- **DATA SHOWN**:
☆ ☆ ☆ ☆ ☆

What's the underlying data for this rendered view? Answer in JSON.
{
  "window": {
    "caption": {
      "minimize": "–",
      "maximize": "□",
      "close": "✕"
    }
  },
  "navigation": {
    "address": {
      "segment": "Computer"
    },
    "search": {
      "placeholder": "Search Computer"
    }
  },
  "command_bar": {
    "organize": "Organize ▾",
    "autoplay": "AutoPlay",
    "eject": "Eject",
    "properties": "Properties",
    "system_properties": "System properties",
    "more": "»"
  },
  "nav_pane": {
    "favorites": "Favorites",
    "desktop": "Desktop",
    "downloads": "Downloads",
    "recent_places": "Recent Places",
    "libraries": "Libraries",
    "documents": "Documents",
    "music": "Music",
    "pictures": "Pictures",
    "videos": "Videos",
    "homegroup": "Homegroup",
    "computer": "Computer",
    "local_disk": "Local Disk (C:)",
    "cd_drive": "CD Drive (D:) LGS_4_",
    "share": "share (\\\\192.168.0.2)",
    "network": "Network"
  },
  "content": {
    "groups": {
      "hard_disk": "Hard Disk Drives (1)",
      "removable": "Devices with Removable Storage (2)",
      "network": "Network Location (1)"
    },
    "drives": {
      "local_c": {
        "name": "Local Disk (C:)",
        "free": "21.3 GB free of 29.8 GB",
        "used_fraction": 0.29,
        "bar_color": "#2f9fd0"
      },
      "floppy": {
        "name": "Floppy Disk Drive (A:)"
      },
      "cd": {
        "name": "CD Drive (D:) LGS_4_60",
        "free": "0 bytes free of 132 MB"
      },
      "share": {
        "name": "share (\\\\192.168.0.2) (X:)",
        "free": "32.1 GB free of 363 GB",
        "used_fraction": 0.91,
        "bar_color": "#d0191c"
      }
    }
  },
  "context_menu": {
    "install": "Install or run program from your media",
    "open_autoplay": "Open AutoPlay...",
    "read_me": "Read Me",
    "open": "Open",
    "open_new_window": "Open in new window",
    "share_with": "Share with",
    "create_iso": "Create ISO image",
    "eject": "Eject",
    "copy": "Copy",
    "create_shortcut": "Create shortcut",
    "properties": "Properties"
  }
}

☆ ☆ ☆ ☆ ☆

- **WORK INSTRUCTIONS**: Make a verbatim copy of every entry shown above.

- **EXERCISE ANSWER**:
What's the underlying data for this rendered view? Answer in JSON.
{
  "window": {
    "caption": {
      "minimize": "–",
      "maximize": "□",
      "close": "✕"
    }
  },
  "navigation": {
    "address": {
      "segment": "Computer"
    },
    "search": {
      "placeholder": "Search Computer"
    }
  },
  "command_bar": {
    "organize": "Organize ▾",
    "autoplay": "AutoPlay",
    "eject": "Eject",
    "properties": "Properties",
    "system_properties": "System properties",
    "more": "»"
  },
  "nav_pane": {
    "favorites": "Favorites",
    "desktop": "Desktop",
    "downloads": "Downloads",
    "recent_places": "Recent Places",
    "libraries": "Libraries",
    "documents": "Documents",
    "music": "Music",
    "pictures": "Pictures",
    "videos": "Videos",
    "homegroup": "Homegroup",
    "computer": "Computer",
    "local_disk": "Local Disk (C:)",
    "cd_drive": "CD Drive (D:) LGS_4_",
    "share": "share (\\\\192.168.0.2)",
    "network": "Network"
  },
  "content": {
    "groups": {
      "hard_disk": "Hard Disk Drives (1)",
      "removable": "Devices with Removable Storage (2)",
      "network": "Network Location (1)"
    },
    "drives": {
      "local_c": {
        "name": "Local Disk (C:)",
        "free": "21.3 GB free of 29.8 GB",
        "used_fraction": 0.29,
        "bar_color": "#2f9fd0"
      },
      "floppy": {
        "name": "Floppy Disk Drive (A:)"
      },
      "cd": {
        "name": "CD Drive (D:) LGS_4_60",
        "free": "0 bytes free of 132 MB"
      },
      "share": {
        "name": "share (\\\\192.168.0.2) (X:)",
        "free": "32.1 GB free of 363 GB",
        "used_fraction": 0.91,
        "bar_color": "#d0191c"
      }
    }
  },
  "context_menu": {
    "install": "Install or run program from your media",
    "open_autoplay": "Open AutoPlay...",
    "read_me": "Read Me",
    "open": "Open",
    "open_new_window": "Open in new window",
    "share_with": "Share with",
    "create_iso": "Create ISO image",
    "eject": "Eject",
    "copy": "Copy",
    "create_shortcut": "Create shortcut",
    "properties": "Properties"
  }
}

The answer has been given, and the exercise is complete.